═══ RECORDS
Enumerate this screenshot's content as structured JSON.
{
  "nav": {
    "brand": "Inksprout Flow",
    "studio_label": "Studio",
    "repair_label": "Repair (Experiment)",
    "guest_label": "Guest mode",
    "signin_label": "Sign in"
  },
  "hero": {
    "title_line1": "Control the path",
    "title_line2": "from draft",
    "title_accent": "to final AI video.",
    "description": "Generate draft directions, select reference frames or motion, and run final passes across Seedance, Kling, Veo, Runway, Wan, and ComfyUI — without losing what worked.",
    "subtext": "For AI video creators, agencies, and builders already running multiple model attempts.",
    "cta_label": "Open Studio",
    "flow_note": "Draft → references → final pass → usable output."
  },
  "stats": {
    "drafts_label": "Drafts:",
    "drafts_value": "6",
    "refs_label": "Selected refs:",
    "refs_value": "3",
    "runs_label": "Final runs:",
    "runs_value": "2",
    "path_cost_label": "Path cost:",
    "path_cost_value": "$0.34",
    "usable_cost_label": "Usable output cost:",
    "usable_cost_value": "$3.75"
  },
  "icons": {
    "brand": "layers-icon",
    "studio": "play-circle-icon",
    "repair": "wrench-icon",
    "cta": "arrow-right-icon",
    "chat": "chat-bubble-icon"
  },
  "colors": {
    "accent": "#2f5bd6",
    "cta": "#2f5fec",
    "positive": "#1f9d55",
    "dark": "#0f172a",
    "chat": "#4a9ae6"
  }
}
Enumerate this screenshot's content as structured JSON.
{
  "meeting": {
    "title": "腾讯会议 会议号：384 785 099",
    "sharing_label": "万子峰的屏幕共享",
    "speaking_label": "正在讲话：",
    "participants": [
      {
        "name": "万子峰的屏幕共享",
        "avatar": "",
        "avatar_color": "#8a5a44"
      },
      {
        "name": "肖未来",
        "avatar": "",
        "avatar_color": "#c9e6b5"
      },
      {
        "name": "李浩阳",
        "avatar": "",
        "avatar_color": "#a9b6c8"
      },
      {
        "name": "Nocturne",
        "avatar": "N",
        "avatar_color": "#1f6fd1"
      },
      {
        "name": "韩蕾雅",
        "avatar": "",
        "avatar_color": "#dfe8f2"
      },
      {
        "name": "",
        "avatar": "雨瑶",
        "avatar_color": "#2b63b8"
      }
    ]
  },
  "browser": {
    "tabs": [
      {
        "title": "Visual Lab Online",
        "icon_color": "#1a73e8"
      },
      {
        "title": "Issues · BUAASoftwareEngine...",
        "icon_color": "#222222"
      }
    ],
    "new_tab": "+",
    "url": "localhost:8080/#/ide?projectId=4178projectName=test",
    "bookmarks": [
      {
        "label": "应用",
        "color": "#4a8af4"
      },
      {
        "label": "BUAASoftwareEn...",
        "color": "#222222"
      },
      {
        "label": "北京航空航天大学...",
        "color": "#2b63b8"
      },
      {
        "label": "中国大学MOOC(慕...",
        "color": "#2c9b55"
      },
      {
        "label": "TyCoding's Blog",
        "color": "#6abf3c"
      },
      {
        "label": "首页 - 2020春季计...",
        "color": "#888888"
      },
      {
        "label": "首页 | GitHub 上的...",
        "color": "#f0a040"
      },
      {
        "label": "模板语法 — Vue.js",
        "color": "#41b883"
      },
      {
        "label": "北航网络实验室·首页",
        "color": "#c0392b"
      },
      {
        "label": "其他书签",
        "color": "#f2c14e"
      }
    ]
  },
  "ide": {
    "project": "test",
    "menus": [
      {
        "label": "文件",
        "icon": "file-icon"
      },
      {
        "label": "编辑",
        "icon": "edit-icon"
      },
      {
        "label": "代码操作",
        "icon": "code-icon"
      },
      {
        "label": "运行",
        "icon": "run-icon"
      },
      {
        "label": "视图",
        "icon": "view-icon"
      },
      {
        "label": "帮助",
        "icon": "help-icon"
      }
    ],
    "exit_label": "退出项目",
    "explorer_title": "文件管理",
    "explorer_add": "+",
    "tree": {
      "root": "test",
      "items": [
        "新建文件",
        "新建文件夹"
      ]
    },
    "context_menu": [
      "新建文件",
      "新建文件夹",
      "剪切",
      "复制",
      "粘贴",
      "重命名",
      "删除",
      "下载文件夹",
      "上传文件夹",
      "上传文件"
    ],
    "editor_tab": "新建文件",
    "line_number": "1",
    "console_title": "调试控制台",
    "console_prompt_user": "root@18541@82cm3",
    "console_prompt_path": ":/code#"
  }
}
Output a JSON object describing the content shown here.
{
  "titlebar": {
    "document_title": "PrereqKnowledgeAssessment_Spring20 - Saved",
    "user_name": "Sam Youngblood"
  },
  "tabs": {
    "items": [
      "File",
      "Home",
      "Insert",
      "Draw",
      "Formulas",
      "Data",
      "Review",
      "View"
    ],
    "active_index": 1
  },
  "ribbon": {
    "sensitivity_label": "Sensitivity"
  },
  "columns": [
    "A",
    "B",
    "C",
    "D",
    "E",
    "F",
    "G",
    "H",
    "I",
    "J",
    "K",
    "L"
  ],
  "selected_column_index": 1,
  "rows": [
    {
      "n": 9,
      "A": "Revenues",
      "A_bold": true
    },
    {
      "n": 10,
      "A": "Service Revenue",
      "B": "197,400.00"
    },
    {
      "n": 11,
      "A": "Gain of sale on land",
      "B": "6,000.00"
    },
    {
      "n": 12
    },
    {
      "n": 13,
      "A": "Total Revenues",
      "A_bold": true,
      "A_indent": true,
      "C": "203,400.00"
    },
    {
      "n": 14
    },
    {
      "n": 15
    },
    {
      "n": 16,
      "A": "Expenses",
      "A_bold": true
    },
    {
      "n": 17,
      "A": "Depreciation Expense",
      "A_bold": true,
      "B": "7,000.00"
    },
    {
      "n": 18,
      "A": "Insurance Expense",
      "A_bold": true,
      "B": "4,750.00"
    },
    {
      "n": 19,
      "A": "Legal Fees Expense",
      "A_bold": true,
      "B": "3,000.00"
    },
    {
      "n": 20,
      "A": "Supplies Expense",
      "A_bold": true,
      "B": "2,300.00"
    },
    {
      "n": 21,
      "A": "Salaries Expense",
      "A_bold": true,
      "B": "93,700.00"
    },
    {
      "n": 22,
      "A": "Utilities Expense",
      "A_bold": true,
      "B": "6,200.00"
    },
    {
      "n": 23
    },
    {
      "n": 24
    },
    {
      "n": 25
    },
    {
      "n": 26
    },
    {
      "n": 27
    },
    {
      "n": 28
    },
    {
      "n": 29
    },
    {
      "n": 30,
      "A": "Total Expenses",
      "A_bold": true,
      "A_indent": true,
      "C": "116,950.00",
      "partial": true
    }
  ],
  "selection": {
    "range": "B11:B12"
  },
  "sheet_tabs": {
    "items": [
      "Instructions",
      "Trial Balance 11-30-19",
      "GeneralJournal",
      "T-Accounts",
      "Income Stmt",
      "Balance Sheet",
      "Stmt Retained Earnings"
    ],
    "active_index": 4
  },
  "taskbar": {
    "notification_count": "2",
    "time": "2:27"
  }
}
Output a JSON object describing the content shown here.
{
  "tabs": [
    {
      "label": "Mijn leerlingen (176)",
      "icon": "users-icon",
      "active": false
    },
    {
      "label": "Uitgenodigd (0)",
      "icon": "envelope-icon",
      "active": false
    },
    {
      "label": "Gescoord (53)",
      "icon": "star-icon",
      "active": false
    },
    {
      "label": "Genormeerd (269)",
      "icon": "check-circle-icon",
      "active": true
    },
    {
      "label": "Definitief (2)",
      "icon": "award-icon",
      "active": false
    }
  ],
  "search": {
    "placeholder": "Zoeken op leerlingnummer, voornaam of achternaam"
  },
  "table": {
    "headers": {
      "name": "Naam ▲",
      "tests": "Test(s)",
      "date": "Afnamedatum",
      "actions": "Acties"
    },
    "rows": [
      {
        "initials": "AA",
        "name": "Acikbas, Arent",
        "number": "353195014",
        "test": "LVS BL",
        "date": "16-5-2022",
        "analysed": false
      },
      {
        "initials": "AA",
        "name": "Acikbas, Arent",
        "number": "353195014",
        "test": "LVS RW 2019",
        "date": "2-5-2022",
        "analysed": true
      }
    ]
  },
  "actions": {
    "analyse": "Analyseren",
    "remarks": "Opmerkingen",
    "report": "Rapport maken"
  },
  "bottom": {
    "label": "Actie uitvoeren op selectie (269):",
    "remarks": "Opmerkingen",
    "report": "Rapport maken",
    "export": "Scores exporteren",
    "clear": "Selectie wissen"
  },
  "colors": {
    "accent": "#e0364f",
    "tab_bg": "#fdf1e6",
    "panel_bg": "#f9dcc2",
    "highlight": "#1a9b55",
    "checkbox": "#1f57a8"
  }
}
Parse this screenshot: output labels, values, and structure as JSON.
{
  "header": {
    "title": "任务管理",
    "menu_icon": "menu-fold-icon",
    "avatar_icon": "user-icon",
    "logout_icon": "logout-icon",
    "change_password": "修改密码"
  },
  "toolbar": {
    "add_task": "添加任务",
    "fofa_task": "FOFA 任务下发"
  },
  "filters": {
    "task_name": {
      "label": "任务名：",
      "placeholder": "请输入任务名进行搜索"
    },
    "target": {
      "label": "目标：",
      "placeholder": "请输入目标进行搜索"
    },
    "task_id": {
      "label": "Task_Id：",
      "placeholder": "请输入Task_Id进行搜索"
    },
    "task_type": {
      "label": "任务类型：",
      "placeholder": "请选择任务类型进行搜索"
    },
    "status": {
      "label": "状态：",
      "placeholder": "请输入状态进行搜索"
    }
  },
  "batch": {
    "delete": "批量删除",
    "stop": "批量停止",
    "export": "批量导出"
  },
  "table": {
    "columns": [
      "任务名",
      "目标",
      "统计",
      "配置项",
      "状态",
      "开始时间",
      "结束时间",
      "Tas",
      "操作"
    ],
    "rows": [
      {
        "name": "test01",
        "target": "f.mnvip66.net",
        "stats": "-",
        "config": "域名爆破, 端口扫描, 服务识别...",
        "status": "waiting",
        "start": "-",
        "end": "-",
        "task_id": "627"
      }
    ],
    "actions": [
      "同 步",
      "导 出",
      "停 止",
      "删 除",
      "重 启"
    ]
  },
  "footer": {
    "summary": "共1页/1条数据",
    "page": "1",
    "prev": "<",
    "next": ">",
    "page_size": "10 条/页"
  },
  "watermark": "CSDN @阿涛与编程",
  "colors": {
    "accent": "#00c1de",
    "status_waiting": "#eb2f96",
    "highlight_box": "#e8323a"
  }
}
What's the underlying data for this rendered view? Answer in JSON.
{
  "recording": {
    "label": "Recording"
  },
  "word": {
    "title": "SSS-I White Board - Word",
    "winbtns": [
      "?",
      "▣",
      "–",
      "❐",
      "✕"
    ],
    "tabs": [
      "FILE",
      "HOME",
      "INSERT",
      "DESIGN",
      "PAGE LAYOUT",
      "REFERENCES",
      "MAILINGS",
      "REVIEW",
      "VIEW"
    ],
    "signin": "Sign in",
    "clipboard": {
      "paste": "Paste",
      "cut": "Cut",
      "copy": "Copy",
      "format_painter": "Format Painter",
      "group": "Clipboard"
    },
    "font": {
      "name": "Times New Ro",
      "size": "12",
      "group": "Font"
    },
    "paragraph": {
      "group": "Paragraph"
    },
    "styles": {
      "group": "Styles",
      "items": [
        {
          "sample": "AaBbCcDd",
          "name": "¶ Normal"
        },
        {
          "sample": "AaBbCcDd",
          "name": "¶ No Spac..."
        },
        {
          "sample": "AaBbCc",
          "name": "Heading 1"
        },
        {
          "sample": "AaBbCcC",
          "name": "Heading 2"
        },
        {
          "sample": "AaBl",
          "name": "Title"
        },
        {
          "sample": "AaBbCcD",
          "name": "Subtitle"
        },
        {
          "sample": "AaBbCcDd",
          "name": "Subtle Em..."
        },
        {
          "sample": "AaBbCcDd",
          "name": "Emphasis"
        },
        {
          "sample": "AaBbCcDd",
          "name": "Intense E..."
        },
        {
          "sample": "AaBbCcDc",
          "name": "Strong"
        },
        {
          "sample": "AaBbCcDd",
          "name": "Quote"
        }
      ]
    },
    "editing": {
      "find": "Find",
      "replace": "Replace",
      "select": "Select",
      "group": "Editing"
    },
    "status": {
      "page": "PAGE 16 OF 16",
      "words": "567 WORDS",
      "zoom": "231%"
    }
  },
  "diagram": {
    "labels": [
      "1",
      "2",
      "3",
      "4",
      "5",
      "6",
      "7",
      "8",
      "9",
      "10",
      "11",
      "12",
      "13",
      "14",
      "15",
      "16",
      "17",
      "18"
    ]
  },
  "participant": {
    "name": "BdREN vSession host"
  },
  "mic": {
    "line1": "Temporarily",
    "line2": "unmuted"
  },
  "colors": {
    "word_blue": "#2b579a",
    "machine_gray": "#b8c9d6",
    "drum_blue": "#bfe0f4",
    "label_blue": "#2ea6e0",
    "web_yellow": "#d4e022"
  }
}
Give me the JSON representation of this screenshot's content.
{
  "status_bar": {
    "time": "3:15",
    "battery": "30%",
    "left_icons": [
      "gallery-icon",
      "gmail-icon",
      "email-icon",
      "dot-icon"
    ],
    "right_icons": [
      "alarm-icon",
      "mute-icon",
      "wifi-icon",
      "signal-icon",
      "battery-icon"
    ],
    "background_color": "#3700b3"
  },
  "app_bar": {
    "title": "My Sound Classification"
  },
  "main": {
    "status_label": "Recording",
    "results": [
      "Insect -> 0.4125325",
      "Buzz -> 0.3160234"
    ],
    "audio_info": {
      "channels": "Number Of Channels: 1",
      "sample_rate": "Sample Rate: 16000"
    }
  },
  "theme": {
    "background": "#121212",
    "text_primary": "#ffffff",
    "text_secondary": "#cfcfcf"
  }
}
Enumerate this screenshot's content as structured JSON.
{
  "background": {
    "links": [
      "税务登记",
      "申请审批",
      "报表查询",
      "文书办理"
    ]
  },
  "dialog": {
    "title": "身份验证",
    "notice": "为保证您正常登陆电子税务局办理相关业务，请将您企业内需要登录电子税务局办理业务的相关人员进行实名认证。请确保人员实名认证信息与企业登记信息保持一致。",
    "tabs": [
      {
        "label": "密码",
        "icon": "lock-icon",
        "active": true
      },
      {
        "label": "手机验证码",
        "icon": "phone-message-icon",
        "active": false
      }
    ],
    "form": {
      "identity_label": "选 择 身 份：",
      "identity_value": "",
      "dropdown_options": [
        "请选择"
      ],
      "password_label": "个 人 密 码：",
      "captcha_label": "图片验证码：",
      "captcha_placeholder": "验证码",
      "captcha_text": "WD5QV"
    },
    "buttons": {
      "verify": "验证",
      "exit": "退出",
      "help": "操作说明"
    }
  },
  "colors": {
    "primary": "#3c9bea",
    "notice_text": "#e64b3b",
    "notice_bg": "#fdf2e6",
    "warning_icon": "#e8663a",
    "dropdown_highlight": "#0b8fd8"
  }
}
══════
_WORK TO DO_. Check every line of the data above for the string "brand", and copy those that have it.

_THE ANSWER_.
    "brand": "Inksprout Flow",
    "brand": "layers-icon",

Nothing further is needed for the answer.